* _Exercise instructions_:
Copy each line below that includes "FORMATION".

** Start of Data rows **

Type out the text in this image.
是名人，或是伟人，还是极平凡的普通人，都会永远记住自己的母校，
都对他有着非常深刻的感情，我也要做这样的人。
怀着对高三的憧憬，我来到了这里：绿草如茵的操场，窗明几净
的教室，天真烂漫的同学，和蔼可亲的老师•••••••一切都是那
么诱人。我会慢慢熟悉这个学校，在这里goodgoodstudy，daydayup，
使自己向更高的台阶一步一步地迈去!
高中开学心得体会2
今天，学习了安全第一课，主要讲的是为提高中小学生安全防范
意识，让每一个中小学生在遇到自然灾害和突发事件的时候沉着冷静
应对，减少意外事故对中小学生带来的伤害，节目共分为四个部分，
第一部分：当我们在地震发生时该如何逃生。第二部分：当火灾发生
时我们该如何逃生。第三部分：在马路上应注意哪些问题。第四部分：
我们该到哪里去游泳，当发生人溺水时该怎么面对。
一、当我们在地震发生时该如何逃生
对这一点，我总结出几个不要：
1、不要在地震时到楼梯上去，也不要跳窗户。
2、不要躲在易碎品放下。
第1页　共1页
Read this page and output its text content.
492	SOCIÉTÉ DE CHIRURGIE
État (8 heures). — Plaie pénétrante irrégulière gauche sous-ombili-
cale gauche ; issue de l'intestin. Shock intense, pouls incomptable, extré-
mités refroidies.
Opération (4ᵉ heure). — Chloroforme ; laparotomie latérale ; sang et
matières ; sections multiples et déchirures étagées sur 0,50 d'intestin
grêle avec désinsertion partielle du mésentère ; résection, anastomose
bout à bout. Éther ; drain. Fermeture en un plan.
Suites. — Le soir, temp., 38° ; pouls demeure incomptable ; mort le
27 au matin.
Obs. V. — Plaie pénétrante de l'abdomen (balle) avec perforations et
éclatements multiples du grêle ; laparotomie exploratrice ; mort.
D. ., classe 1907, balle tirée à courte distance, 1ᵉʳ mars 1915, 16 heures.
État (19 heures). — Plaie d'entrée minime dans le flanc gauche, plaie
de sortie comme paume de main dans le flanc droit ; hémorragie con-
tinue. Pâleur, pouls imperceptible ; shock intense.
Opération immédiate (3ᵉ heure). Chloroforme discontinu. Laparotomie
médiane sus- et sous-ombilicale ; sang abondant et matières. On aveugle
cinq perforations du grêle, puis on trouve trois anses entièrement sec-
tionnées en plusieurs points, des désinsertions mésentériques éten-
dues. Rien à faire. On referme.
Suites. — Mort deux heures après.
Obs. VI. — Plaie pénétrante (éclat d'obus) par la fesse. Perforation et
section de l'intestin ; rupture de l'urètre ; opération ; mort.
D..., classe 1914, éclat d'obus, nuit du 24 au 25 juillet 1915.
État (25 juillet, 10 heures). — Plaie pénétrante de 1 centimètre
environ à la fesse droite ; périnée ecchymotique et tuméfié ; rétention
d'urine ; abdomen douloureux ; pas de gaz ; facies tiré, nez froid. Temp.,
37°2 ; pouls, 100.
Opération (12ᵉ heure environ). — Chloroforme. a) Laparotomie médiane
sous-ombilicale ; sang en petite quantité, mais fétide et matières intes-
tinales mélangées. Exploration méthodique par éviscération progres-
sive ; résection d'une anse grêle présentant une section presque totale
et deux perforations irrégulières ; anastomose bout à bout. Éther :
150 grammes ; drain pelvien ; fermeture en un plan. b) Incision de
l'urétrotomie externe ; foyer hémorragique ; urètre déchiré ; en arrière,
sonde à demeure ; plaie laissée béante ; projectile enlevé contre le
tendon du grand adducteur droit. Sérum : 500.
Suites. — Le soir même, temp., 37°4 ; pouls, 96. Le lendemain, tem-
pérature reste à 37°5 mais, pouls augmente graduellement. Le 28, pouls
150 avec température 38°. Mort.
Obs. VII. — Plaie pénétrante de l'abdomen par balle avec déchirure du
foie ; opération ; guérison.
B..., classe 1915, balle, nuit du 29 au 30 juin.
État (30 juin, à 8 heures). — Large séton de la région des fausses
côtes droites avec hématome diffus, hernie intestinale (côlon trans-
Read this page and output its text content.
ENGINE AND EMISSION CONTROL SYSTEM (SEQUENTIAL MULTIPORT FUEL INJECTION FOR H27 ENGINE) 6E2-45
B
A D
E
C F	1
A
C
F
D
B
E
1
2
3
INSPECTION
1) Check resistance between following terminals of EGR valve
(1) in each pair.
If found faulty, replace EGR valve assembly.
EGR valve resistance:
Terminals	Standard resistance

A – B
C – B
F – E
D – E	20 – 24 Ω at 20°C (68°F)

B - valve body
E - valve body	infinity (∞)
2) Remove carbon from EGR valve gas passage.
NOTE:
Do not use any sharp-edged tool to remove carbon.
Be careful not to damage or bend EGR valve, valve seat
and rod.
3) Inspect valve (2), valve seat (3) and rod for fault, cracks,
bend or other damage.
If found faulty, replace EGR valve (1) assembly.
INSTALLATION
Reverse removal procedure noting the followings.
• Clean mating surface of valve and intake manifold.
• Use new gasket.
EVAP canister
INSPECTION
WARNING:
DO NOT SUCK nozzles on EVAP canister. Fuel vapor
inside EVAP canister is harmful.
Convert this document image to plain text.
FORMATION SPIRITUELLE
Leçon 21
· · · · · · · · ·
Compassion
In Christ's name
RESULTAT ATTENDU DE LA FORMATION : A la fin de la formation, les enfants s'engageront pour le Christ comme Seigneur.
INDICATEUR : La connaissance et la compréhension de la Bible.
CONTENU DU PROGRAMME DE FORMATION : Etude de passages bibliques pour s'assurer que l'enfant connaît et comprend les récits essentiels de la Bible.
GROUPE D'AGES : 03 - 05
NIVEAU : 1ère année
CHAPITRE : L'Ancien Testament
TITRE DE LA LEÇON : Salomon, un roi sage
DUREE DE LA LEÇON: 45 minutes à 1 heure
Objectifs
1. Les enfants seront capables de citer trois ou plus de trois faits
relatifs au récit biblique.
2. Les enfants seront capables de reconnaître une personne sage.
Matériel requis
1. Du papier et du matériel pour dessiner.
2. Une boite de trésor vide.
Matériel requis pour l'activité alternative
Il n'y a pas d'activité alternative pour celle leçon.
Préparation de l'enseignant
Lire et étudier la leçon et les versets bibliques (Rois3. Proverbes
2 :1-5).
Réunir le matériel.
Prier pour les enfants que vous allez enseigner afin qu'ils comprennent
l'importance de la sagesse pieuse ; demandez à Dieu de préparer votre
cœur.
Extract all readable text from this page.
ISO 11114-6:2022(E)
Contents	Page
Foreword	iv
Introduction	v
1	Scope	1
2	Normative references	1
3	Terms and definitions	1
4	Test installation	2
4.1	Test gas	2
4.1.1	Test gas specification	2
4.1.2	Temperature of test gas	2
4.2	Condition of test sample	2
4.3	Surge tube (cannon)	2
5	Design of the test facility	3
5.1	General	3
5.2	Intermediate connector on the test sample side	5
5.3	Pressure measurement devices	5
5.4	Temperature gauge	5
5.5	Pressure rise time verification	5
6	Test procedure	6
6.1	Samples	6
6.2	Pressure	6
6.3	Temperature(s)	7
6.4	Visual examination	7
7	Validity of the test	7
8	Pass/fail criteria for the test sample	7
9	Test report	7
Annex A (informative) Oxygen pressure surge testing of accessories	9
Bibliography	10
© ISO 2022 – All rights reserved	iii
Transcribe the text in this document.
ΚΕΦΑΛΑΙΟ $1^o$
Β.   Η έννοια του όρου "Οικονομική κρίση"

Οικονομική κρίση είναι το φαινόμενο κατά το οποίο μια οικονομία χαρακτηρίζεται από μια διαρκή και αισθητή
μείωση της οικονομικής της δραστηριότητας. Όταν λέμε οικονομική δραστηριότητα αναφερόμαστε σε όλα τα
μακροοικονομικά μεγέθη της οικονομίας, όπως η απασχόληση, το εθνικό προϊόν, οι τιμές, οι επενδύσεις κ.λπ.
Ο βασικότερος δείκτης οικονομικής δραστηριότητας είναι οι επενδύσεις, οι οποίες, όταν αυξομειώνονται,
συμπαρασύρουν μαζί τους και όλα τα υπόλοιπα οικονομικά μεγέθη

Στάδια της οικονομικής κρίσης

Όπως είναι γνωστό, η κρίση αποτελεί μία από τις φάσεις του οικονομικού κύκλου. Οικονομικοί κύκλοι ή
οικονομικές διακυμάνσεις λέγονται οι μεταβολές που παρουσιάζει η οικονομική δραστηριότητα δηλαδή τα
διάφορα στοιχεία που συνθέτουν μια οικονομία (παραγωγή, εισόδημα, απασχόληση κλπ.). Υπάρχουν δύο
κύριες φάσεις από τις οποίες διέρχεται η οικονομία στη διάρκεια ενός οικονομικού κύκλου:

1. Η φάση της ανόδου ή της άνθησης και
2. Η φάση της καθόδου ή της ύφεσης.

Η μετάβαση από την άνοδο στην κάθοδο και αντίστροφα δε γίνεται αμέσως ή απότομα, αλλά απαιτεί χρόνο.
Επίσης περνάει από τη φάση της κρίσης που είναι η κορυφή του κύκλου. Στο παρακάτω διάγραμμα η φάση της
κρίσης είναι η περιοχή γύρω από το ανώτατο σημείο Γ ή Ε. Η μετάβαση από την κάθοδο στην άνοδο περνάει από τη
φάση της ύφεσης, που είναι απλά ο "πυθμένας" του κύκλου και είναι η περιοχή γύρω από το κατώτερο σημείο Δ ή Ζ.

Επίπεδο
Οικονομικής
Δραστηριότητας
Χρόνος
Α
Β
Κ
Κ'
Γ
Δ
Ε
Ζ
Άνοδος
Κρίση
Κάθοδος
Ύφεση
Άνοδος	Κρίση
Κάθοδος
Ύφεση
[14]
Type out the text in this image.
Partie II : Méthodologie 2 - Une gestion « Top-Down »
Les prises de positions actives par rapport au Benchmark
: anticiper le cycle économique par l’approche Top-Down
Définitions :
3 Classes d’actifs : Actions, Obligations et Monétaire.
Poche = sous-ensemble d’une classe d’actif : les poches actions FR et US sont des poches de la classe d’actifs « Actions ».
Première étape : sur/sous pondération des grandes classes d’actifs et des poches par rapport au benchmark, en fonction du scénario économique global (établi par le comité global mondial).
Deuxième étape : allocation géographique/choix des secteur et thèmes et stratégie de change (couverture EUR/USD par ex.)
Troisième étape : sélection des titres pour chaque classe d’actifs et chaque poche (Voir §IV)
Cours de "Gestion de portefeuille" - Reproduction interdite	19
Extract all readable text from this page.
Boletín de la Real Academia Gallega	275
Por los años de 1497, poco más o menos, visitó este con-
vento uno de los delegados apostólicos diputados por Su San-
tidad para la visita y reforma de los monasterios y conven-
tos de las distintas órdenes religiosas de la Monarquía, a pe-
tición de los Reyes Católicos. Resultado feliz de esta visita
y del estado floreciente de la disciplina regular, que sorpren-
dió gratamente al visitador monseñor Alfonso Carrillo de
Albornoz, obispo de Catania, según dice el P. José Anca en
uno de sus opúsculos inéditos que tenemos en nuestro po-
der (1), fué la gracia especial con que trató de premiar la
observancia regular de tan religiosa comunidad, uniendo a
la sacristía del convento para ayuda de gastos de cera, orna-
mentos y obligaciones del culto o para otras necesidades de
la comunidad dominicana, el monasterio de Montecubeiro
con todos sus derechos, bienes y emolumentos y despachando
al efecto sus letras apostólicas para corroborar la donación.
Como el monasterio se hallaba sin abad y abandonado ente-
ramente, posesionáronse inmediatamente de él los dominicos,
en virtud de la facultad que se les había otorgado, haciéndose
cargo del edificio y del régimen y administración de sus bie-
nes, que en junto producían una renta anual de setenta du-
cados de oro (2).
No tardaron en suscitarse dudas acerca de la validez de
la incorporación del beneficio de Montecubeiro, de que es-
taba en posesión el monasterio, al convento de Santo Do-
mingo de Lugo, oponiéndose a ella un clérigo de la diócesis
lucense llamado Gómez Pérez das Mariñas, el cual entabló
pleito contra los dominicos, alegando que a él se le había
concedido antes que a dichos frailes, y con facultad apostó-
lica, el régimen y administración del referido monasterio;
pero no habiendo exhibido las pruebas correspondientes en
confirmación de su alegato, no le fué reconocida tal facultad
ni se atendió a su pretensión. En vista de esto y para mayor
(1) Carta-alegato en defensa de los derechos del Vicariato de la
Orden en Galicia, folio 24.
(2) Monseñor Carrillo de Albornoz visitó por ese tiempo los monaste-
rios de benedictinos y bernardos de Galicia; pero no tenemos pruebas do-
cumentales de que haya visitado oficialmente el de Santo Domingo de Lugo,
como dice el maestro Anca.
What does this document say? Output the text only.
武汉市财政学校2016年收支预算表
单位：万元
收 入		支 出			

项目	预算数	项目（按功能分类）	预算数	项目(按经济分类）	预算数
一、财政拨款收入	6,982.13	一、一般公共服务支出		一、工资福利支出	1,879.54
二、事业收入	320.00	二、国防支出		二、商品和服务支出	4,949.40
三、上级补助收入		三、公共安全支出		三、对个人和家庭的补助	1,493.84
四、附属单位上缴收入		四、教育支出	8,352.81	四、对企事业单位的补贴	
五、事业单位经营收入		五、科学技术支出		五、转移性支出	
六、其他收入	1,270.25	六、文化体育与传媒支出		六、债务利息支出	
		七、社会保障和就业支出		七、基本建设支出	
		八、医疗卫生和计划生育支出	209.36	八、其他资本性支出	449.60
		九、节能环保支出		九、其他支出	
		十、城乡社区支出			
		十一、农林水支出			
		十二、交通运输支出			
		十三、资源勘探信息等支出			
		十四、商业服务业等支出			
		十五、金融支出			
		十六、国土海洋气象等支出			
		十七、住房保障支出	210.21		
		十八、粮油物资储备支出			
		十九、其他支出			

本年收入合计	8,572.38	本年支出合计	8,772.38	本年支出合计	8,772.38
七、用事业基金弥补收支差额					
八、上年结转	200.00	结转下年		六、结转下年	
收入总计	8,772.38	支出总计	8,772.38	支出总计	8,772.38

** End of Data rows **

* _In response_:
FORMATION SPIRITUELLE
RESULTAT ATTENDU DE LA FORMATION : A la fin de la formation, les enfants s'engageront pour le Christ comme Seigneur.
CONTENU DU PROGRAMME DE FORMATION : Etude de passages bibliques pour s'assurer que l'enfant connaît et comprend les récits essentiels de la Bible.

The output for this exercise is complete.